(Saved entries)
--- --- ---

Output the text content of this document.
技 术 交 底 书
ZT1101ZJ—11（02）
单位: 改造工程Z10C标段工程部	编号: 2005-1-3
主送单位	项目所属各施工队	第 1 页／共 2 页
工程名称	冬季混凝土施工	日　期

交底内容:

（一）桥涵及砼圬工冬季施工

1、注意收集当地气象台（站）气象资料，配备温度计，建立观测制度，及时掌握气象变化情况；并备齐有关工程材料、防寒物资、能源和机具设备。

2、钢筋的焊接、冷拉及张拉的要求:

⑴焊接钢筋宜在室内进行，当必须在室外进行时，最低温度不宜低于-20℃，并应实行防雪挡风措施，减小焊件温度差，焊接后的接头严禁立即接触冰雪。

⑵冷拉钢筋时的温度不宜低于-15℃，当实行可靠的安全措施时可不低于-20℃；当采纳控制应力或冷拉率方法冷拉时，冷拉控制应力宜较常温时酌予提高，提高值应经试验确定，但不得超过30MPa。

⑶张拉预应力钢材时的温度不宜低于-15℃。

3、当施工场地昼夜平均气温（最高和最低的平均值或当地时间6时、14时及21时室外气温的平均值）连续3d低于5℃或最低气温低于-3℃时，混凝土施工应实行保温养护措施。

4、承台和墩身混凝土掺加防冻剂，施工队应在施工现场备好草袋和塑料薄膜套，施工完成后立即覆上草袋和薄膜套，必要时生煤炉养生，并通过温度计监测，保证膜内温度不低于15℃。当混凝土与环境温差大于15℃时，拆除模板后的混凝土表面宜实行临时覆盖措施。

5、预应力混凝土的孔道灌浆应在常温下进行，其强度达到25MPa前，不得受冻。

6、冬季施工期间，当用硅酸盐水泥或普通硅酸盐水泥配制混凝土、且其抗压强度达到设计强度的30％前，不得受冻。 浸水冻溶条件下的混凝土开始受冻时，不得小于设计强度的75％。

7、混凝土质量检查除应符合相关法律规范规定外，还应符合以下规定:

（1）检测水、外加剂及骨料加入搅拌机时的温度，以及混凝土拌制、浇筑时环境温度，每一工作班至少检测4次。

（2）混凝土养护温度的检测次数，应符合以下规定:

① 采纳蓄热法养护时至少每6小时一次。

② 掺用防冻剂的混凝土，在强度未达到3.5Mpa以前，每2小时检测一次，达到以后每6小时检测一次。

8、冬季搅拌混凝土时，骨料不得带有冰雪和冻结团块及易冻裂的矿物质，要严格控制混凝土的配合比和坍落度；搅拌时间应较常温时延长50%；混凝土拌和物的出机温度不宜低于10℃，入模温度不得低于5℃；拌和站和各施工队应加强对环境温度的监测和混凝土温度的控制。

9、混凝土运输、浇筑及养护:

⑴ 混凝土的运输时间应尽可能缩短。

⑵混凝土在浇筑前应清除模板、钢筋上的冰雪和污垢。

--- --- ---

**GOAL OF THE EXERCISE**
From the records above, extract every entry verbatim.

**SOLUTION FOR THIS TASK**
Output the text content of this document.
技 术 交 底 书
ZT1101ZJ—11（02）
单位: 改造工程Z10C标段工程部	编号: 2005-1-3
主送单位	项目所属各施工队	第 1 页／共 2 页
工程名称	冬季混凝土施工	日　期

交底内容:

（一）桥涵及砼圬工冬季施工

1、注意收集当地气象台（站）气象资料，配备温度计，建立观测制度，及时掌握气象变化情况；并备齐有关工程材料、防寒物资、能源和机具设备。

2、钢筋的焊接、冷拉及张拉的要求:

⑴焊接钢筋宜在室内进行，当必须在室外进行时，最低温度不宜低于-20℃，并应实行防雪挡风措施，减小焊件温度差，焊接后的接头严禁立即接触冰雪。

⑵冷拉钢筋时的温度不宜低于-15℃，当实行可靠的安全措施时可不低于-20℃；当采纳控制应力或冷拉率方法冷拉时，冷拉控制应力宜较常温时酌予提高，提高值应经试验确定，但不得超过30MPa。

⑶张拉预应力钢材时的温度不宜低于-15℃。

3、当施工场地昼夜平均气温（最高和最低的平均值或当地时间6时、14时及21时室外气温的平均值）连续3d低于5℃或最低气温低于-3℃时，混凝土施工应实行保温养护措施。

4、承台和墩身混凝土掺加防冻剂，施工队应在施工现场备好草袋和塑料薄膜套，施工完成后立即覆上草袋和薄膜套，必要时生煤炉养生，并通过温度计监测，保证膜内温度不低于15℃。当混凝土与环境温差大于15℃时，拆除模板后的混凝土表面宜实行临时覆盖措施。

5、预应力混凝土的孔道灌浆应在常温下进行，其强度达到25MPa前，不得受冻。

6、冬季施工期间，当用硅酸盐水泥或普通硅酸盐水泥配制混凝土、且其抗压强度达到设计强度的30％前，不得受冻。 浸水冻溶条件下的混凝土开始受冻时，不得小于设计强度的75％。

7、混凝土质量检查除应符合相关法律规范规定外，还应符合以下规定:

（1）检测水、外加剂及骨料加入搅拌机时的温度，以及混凝土拌制、浇筑时环境温度，每一工作班至少检测4次。

（2）混凝土养护温度的检测次数，应符合以下规定:

① 采纳蓄热法养护时至少每6小时一次。

② 掺用防冻剂的混凝土，在强度未达到3.5Mpa以前，每2小时检测一次，达到以后每6小时检测一次。

8、冬季搅拌混凝土时，骨料不得带有冰雪和冻结团块及易冻裂的矿物质，要严格控制混凝土的配合比和坍落度；搅拌时间应较常温时延长50%；混凝土拌和物的出机温度不宜低于10℃，入模温度不得低于5℃；拌和站和各施工队应加强对环境温度的监测和混凝土温度的控制。

9、混凝土运输、浇筑及养护:

⑴ 混凝土的运输时间应尽可能缩短。

⑵混凝土在浇筑前应清除模板、钢筋上的冰雪和污垢。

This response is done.